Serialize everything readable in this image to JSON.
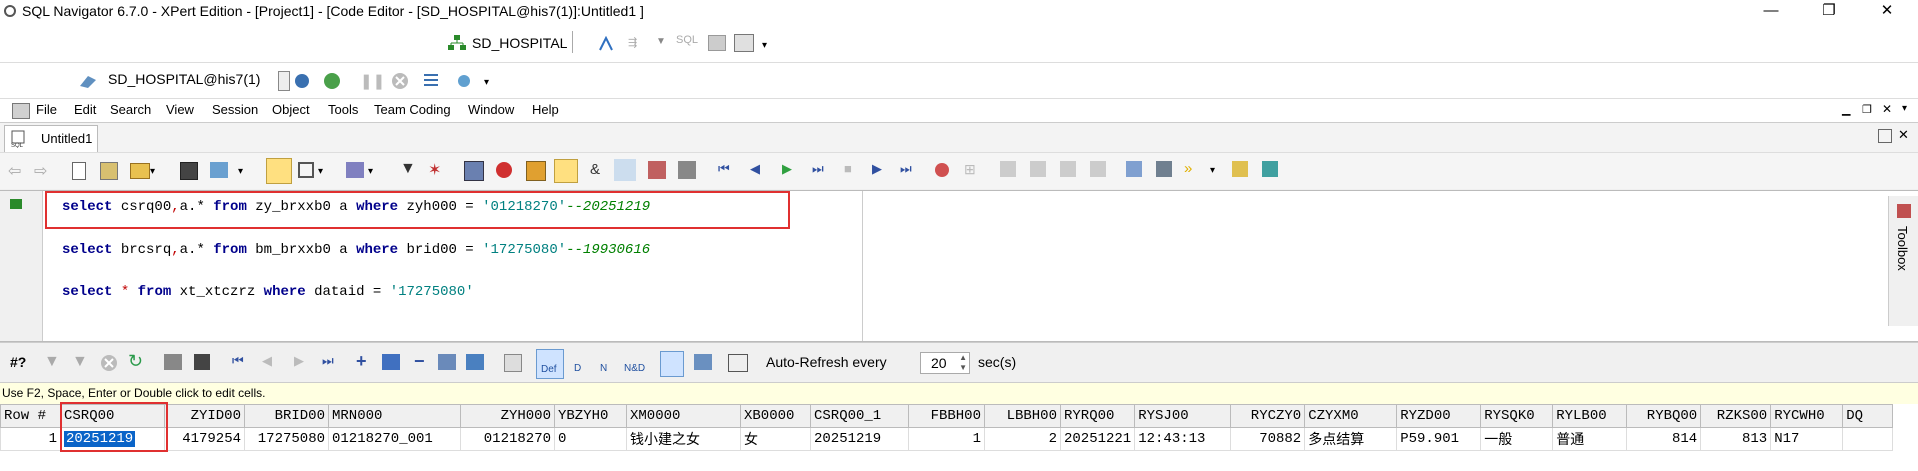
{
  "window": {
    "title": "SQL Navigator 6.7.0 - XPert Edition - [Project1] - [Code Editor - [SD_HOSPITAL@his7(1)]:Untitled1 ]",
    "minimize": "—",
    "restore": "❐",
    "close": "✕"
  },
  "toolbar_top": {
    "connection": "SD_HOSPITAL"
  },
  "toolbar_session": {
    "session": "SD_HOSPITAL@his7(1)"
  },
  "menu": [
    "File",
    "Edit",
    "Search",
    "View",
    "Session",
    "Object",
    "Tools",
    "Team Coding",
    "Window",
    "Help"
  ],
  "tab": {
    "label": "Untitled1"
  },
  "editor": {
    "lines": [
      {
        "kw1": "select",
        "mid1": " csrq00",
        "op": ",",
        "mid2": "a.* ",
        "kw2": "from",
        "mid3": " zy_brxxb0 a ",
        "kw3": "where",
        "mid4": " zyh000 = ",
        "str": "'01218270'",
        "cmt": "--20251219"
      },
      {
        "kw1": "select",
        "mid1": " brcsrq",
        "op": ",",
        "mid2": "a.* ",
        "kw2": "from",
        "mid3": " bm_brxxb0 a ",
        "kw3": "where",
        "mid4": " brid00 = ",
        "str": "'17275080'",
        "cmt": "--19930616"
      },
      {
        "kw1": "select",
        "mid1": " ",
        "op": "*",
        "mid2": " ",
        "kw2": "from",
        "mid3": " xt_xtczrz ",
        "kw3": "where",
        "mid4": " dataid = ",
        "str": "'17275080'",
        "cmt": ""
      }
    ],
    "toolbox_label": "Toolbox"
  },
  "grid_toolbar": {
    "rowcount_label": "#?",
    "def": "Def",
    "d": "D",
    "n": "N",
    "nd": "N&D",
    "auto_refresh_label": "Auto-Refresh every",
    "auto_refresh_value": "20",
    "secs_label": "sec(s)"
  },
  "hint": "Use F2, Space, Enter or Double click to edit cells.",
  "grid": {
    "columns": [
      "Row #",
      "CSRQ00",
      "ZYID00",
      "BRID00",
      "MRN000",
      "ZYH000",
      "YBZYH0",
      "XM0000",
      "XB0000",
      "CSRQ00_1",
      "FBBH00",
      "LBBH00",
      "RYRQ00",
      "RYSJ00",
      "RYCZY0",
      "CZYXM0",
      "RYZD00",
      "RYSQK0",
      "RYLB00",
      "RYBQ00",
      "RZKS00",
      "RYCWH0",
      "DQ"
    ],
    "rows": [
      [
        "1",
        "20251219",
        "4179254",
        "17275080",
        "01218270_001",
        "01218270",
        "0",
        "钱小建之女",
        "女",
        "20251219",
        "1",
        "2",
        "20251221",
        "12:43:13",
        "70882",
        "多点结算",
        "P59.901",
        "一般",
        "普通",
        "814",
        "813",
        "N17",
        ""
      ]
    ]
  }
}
...
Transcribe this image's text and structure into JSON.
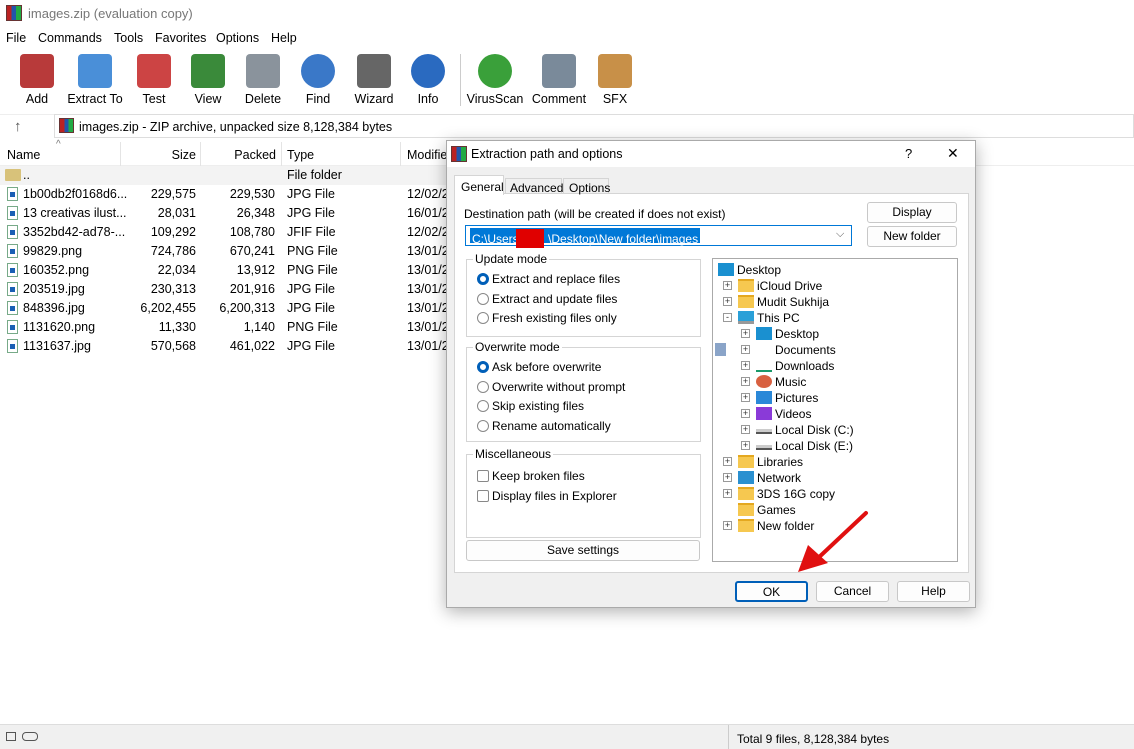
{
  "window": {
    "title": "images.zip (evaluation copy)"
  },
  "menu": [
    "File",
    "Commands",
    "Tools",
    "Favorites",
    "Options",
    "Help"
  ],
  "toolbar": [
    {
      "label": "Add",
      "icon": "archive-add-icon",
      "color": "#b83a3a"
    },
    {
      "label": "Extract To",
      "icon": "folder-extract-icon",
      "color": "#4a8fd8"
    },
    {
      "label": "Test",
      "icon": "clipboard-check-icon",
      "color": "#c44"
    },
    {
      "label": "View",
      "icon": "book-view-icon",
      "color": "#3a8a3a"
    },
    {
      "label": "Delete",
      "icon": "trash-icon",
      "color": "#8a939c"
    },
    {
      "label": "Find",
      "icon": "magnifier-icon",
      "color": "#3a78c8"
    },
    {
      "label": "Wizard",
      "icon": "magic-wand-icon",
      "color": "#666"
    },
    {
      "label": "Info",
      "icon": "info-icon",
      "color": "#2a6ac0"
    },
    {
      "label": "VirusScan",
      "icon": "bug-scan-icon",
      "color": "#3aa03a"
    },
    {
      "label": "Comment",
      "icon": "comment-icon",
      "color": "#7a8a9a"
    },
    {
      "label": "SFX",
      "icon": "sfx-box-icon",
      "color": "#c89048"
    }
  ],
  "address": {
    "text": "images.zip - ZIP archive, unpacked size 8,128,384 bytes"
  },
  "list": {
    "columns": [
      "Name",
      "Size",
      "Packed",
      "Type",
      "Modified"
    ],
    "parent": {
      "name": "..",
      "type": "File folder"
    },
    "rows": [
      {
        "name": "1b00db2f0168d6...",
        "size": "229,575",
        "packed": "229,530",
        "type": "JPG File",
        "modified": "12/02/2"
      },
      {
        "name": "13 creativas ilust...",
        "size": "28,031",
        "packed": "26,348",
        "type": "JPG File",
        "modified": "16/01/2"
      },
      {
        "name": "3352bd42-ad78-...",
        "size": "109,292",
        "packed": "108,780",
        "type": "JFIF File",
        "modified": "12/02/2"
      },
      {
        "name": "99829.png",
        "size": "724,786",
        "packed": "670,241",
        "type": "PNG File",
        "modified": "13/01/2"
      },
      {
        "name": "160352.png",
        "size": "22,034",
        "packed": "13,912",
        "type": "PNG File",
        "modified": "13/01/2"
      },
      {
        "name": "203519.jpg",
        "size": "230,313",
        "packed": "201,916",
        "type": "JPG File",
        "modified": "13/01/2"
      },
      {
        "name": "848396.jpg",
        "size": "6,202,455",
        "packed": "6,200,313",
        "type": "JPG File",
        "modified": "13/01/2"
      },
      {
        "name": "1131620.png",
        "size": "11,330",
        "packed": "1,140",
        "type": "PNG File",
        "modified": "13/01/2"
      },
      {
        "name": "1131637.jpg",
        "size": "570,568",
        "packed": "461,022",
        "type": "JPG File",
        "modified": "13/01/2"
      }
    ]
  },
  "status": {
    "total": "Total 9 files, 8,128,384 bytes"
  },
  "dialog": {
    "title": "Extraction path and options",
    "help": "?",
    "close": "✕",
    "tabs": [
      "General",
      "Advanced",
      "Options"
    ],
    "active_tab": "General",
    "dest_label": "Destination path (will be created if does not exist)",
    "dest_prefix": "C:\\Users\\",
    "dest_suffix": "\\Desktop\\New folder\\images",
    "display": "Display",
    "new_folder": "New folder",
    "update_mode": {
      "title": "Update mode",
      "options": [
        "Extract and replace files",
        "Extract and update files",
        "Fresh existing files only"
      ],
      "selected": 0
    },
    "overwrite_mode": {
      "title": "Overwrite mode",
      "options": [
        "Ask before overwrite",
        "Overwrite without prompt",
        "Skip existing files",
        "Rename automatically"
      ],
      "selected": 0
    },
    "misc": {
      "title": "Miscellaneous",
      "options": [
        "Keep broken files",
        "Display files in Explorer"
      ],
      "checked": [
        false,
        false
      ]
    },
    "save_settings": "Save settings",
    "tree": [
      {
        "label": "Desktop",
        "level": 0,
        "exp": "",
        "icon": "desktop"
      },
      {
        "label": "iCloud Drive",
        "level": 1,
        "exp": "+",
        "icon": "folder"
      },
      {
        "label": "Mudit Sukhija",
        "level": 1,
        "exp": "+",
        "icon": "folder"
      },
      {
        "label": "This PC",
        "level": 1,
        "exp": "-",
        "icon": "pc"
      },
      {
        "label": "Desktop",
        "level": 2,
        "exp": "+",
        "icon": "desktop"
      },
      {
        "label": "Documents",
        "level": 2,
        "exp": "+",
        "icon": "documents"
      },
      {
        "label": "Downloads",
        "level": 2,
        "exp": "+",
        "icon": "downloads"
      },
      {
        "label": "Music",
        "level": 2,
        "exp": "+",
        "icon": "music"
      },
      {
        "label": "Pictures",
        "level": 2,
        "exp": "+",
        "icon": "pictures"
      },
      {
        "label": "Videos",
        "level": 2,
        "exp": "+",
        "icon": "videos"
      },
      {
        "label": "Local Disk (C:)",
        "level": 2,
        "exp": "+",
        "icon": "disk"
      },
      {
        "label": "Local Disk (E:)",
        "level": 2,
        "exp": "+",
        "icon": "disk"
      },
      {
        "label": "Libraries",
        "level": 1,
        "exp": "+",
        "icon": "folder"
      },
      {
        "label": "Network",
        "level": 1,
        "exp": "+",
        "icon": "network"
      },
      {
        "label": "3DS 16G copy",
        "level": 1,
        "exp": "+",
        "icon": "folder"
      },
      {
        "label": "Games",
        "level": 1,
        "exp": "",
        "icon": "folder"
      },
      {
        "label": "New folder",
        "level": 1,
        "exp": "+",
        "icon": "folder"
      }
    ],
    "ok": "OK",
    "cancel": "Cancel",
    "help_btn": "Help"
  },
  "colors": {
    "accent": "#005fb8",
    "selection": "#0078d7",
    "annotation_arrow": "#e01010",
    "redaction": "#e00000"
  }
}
* * *
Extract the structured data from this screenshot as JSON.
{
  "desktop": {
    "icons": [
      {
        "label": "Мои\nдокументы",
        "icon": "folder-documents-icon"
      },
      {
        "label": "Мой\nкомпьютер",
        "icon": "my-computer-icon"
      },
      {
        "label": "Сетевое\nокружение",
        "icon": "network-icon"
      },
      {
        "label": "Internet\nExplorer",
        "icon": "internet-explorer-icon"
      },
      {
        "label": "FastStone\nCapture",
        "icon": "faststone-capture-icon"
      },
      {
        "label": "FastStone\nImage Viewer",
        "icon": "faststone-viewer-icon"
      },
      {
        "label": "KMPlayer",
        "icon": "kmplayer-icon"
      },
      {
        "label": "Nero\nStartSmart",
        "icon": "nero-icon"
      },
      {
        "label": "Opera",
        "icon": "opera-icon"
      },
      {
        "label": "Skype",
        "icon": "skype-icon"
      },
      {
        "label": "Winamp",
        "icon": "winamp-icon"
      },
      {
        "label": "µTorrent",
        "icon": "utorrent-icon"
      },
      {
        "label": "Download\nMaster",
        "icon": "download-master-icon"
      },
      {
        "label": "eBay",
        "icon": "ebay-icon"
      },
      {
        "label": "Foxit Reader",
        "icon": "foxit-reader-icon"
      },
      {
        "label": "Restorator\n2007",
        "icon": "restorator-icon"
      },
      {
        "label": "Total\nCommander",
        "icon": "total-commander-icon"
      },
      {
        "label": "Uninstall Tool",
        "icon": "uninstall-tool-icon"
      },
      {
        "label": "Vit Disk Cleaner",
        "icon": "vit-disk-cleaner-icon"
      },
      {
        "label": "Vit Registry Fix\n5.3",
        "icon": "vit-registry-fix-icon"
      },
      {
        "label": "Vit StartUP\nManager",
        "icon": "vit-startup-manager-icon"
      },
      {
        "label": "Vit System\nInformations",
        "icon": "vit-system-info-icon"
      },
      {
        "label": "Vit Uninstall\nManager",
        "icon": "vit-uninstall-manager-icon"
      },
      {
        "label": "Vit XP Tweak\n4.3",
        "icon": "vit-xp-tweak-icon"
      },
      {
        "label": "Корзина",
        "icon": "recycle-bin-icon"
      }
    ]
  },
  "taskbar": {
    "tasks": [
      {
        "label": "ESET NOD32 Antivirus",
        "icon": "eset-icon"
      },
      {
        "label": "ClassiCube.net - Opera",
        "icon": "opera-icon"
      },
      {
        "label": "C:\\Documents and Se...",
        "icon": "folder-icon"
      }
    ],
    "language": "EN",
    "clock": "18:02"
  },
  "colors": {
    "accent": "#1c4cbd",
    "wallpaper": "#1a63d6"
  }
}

What you will do:
Please go through the material and return each line where the word "Local" appears.

Task result:
        "label": "Local Disk (C:)",
        "label": "Local Disk (E:)",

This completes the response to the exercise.